↓

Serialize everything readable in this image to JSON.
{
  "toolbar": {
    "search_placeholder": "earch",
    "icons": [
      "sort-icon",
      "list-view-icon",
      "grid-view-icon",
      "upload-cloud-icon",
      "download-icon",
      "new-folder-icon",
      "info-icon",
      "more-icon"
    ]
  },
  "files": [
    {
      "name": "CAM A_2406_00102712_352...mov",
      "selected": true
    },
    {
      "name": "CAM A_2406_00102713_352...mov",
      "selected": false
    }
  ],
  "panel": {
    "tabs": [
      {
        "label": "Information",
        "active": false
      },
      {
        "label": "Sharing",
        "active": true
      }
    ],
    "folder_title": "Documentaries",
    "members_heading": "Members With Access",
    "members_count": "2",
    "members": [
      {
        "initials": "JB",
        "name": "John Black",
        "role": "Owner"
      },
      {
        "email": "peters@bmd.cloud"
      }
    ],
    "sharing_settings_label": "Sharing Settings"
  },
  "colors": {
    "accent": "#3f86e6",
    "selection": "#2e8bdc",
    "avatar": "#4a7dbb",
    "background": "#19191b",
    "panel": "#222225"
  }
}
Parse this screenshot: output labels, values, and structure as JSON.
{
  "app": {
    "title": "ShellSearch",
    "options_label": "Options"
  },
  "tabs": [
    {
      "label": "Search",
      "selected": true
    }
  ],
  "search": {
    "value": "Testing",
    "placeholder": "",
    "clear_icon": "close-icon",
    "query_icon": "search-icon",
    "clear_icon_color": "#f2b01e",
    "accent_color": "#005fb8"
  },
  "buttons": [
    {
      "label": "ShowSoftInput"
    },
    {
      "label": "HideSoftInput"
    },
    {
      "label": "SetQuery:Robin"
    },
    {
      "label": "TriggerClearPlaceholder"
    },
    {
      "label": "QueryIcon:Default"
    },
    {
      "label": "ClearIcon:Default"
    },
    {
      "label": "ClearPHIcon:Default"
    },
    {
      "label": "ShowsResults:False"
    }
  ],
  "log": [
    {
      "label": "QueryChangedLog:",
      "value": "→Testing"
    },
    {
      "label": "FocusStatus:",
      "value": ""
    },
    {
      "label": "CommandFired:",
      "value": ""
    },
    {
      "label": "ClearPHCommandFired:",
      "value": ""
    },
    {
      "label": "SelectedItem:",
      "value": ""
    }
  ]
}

↑

● What is being asked
Transcribe all of the entries without altering anything.

● Complete response
Serialize everything readable in this image to JSON.
{
  "toolbar": {
    "search_placeholder": "earch",
    "icons": [
      "sort-icon",
      "list-view-icon",
      "grid-view-icon",
      "upload-cloud-icon",
      "download-icon",
      "new-folder-icon",
      "info-icon",
      "more-icon"
    ]
  },
  "files": [
    {
      "name": "CAM A_2406_00102712_352...mov",
      "selected": true
    },
    {
      "name": "CAM A_2406_00102713_352...mov",
      "selected": false
    }
  ],
  "panel": {
    "tabs": [
      {
        "label": "Information",
        "active": false
      },
      {
        "label": "Sharing",
        "active": true
      }
    ],
    "folder_title": "Documentaries",
    "members_heading": "Members With Access",
    "members_count": "2",
    "members": [
      {
        "initials": "JB",
        "name": "John Black",
        "role": "Owner"
      },
      {
        "email": "peters@bmd.cloud"
      }
    ],
    "sharing_settings_label": "Sharing Settings"
  },
  "colors": {
    "accent": "#3f86e6",
    "selection": "#2e8bdc",
    "avatar": "#4a7dbb",
    "background": "#19191b",
    "panel": "#222225"
  }
}
Parse this screenshot: output labels, values, and structure as JSON.
{
  "app": {
    "title": "ShellSearch",
    "options_label": "Options"
  },
  "tabs": [
    {
      "label": "Search",
      "selected": true
    }
  ],
  "search": {
    "value": "Testing",
    "placeholder": "",
    "clear_icon": "close-icon",
    "query_icon": "search-icon",
    "clear_icon_color": "#f2b01e",
    "accent_color": "#005fb8"
  },
  "buttons": [
    {
      "label": "ShowSoftInput"
    },
    {
      "label": "HideSoftInput"
    },
    {
      "label": "SetQuery:Robin"
    },
    {
      "label": "TriggerClearPlaceholder"
    },
    {
      "label": "QueryIcon:Default"
    },
    {
      "label": "ClearIcon:Default"
    },
    {
      "label": "ClearPHIcon:Default"
    },
    {
      "label": "ShowsResults:False"
    }
  ],
  "log": [
    {
      "label": "QueryChangedLog:",
      "value": "→Testing"
    },
    {
      "label": "FocusStatus:",
      "value": ""
    },
    {
      "label": "CommandFired:",
      "value": ""
    },
    {
      "label": "ClearPHCommandFired:",
      "value": ""
    },
    {
      "label": "SelectedItem:",
      "value": ""
    }
  ]
}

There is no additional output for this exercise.